* [GIVEN INSTRUCTION]
Copy all of the records below verbatim.
— start —
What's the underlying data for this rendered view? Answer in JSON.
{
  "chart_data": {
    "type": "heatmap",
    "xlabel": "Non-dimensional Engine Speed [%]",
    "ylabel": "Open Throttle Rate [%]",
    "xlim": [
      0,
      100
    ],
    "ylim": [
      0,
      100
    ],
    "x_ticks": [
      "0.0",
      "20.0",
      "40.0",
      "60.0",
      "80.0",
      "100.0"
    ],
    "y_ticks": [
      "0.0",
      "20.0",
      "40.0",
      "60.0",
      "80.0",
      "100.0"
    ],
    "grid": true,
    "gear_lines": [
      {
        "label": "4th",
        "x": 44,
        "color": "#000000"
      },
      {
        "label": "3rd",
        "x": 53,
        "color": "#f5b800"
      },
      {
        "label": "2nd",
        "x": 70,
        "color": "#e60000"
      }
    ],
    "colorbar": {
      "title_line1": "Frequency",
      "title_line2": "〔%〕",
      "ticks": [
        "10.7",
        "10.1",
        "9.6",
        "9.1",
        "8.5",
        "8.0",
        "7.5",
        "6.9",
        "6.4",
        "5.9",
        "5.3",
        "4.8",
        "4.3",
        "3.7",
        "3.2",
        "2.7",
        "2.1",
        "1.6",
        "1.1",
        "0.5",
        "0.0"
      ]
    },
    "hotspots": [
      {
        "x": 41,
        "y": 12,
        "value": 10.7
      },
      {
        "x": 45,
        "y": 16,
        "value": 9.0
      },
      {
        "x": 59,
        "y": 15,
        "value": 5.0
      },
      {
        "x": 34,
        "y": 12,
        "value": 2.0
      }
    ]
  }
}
— end —
* [SOLUTION]
What's the underlying data for this rendered view? Answer in JSON.
{
  "chart_data": {
    "type": "heatmap",
    "xlabel": "Non-dimensional Engine Speed [%]",
    "ylabel": "Open Throttle Rate [%]",
    "xlim": [
      0,
      100
    ],
    "ylim": [
      0,
      100
    ],
    "x_ticks": [
      "0.0",
      "20.0",
      "40.0",
      "60.0",
      "80.0",
      "100.0"
    ],
    "y_ticks": [
      "0.0",
      "20.0",
      "40.0",
      "60.0",
      "80.0",
      "100.0"
    ],
    "grid": true,
    "gear_lines": [
      {
        "label": "4th",
        "x": 44,
        "color": "#000000"
      },
      {
        "label": "3rd",
        "x": 53,
        "color": "#f5b800"
      },
      {
        "label": "2nd",
        "x": 70,
        "color": "#e60000"
      }
    ],
    "colorbar": {
      "title_line1": "Frequency",
      "title_line2": "〔%〕",
      "ticks": [
        "10.7",
        "10.1",
        "9.6",
        "9.1",
        "8.5",
        "8.0",
        "7.5",
        "6.9",
        "6.4",
        "5.9",
        "5.3",
        "4.8",
        "4.3",
        "3.7",
        "3.2",
        "2.7",
        "2.1",
        "1.6",
        "1.1",
        "0.5",
        "0.0"
      ]
    },
    "hotspots": [
      {
        "x": 41,
        "y": 12,
        "value": 10.7
      },
      {
        "x": 45,
        "y": 16,
        "value": 9.0
      },
      {
        "x": 59,
        "y": 15,
        "value": 5.0
      },
      {
        "x": 34,
        "y": 12,
        "value": 2.0
      }
    ]
  }
}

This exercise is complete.